Records of document pages and text:
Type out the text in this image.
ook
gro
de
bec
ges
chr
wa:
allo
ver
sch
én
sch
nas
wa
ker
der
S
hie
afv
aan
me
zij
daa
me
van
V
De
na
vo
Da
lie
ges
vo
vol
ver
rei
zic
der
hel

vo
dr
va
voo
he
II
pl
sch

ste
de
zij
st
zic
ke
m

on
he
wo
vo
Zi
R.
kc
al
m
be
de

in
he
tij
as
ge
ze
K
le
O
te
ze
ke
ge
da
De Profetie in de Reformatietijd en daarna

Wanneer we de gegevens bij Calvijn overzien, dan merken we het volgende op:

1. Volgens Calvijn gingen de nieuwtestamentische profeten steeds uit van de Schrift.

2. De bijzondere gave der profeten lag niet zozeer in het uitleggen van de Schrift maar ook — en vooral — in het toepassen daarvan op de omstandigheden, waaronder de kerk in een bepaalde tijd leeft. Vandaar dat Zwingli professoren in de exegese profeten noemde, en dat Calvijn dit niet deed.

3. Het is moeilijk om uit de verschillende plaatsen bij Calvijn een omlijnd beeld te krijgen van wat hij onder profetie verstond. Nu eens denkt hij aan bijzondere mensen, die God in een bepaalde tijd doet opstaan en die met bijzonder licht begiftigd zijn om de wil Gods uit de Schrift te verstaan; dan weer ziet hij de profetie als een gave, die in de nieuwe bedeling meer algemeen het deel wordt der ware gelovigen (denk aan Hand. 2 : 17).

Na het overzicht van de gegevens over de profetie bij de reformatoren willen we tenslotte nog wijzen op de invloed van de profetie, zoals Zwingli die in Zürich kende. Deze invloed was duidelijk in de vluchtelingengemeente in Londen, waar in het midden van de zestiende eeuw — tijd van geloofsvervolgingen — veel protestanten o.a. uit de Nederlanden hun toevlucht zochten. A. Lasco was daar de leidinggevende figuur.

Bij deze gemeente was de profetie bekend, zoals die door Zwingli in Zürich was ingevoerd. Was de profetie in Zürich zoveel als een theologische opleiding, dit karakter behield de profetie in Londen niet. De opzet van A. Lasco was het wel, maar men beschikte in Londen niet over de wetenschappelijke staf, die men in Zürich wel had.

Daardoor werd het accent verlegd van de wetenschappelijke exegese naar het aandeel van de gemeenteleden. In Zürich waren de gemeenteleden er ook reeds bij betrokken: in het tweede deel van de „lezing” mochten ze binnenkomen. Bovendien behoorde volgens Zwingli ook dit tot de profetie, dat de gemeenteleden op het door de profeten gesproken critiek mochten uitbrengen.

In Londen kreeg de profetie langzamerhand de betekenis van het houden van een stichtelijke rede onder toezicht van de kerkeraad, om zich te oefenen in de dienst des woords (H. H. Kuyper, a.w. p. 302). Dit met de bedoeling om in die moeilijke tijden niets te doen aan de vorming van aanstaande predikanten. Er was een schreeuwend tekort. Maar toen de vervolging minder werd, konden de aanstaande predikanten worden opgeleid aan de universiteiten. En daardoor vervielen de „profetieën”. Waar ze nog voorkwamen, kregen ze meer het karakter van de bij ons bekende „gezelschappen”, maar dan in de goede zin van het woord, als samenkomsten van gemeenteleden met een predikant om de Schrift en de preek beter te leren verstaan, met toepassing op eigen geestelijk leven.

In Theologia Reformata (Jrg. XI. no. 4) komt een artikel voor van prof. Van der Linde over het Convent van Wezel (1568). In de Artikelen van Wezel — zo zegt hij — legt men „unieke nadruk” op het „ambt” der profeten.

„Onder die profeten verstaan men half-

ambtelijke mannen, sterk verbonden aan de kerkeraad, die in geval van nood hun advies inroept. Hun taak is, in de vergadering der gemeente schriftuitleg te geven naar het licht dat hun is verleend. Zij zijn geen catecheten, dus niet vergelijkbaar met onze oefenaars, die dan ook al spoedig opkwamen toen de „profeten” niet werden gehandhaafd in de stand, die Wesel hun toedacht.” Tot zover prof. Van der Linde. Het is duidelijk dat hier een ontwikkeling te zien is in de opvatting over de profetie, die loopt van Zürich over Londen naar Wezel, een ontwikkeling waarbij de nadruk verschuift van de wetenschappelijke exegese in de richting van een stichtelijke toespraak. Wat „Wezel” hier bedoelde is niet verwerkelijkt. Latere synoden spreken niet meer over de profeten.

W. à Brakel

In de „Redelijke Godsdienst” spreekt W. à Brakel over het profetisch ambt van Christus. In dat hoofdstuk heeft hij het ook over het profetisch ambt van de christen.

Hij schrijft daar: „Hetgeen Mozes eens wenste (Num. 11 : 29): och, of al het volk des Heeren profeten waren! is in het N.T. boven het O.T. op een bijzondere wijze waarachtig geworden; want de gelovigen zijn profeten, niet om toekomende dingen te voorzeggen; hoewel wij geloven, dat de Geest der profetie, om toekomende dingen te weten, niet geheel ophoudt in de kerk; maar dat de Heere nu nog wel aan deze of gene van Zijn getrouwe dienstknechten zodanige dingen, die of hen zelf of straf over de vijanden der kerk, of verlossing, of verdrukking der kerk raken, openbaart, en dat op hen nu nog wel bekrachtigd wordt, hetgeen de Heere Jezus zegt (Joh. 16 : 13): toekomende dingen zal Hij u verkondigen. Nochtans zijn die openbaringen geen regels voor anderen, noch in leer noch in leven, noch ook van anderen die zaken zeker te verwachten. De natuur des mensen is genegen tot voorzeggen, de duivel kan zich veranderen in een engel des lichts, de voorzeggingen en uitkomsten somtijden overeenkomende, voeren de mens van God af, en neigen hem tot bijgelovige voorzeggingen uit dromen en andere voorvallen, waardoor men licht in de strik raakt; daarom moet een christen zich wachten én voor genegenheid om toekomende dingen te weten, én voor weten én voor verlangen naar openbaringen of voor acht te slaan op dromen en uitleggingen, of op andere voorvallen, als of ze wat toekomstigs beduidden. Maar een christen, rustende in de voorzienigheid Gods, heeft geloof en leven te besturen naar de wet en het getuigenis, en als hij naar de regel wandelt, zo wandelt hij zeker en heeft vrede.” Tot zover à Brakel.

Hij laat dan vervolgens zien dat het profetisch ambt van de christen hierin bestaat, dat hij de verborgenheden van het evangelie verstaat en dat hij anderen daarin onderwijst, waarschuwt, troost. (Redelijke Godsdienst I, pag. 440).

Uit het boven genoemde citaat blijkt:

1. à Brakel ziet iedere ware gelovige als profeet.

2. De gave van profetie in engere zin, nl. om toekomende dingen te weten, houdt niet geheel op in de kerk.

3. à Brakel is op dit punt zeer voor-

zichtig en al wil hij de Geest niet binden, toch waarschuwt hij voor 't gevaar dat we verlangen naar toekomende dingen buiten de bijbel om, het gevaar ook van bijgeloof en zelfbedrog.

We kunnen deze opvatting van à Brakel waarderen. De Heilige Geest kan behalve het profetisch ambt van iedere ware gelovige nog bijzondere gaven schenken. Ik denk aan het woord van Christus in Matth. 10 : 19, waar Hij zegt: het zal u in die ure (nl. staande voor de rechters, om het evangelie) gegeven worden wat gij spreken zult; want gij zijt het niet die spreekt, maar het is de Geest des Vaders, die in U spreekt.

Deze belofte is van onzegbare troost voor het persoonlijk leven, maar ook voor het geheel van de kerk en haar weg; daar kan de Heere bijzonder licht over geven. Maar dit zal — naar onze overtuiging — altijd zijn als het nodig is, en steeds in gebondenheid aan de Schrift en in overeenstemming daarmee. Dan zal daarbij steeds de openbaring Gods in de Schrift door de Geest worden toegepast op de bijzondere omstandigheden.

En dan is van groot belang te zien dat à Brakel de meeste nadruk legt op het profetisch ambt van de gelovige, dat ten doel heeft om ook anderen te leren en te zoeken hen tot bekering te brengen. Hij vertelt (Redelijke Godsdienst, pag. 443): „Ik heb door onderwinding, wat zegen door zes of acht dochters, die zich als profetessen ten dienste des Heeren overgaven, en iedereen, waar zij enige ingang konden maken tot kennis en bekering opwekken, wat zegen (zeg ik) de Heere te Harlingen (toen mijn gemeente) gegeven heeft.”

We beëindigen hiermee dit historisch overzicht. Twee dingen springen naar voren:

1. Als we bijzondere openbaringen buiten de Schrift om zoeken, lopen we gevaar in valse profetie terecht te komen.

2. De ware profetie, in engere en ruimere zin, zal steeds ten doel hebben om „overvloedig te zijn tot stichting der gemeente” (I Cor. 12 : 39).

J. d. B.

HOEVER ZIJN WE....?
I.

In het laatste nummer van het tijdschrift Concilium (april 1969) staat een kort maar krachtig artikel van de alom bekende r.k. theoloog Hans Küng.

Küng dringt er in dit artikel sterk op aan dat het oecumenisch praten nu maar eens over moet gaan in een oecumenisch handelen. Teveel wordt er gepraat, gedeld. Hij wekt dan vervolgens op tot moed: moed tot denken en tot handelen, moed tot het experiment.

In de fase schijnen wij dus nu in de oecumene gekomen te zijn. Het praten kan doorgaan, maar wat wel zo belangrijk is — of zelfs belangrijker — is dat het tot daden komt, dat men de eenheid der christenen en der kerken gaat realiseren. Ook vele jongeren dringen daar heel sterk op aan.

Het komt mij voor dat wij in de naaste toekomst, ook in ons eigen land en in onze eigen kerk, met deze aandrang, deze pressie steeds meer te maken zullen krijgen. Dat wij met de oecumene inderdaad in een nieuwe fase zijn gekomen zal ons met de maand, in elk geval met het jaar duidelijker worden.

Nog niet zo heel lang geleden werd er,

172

* **Work task**
Check each line above for the word "gevaar" and copy the ones that have it.

* **Response to this task**
zichtig en al wil hij de Geest niet binden, toch waarschuwt hij voor 't gevaar dat we verlangen naar toekomende dingen buiten de bijbel om, het gevaar ook van bijgeloof en zelfbedrog.
1. Als we bijzondere openbaringen buiten de Schrift om zoeken, lopen we gevaar in valse profetie terecht te komen.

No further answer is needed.